═════ Given data ═════

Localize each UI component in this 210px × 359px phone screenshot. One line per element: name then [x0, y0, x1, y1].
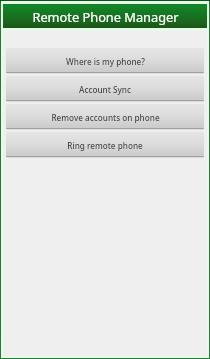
staticText: Account Sync — [79, 84, 131, 95]
staticText: Ring remote phone — [67, 140, 143, 151]
staticText: Where is my phone? — [66, 56, 145, 67]
button[interactable]: Remove accounts on phone — [6, 104, 204, 130]
button[interactable]: Ring remote phone — [6, 132, 204, 158]
staticText: Remote Phone Manager — [32, 8, 179, 25]
button[interactable]: Where is my phone? — [6, 48, 204, 74]
staticText: Remove accounts on phone — [51, 112, 160, 123]
button[interactable]: Account Sync — [6, 76, 204, 102]
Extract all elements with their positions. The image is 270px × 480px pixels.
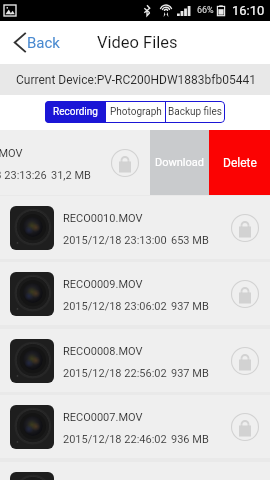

═════

Task:
Please format all of the data above as a JSON list of strings with one string per line, skipping blank lines and leaving the pictures out.

Exercise output:
[
  "Localize each UI component in this 210px × 359px phone screenshot. One line per element: name then [x0, y0, x1, y1].",
  "staticText: Account Sync — [79, 84, 131, 95]",
  "staticText: Ring remote phone — [67, 140, 143, 151]",
  "staticText: Where is my phone? — [66, 56, 145, 67]",
  "button[interactable]: Remove accounts on phone — [6, 104, 204, 130]",
  "button[interactable]: Ring remote phone — [6, 132, 204, 158]",
  "staticText: Remote Phone Manager — [32, 8, 179, 25]",
  "button[interactable]: Where is my phone? — [6, 48, 204, 74]",
  "staticText: Remove accounts on phone — [51, 112, 160, 123]",
  "button[interactable]: Account Sync — [6, 76, 204, 102]",
  "Extract all elements with their positions. The image is 270px × 480px pixels."
]